>> BEGIN Input records
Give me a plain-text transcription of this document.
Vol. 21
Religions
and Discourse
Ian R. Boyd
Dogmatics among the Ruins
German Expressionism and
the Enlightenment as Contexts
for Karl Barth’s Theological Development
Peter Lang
>> END Input records
Problem requirements:
Write out every line of the material again, exactly as it reads.

Response to the task:
Give me a plain-text transcription of this document.
Vol. 21
Religions
and Discourse
Ian R. Boyd
Dogmatics among the Ruins
German Expressionism and
the Enlightenment as Contexts
for Karl Barth’s Theological Development
Peter Lang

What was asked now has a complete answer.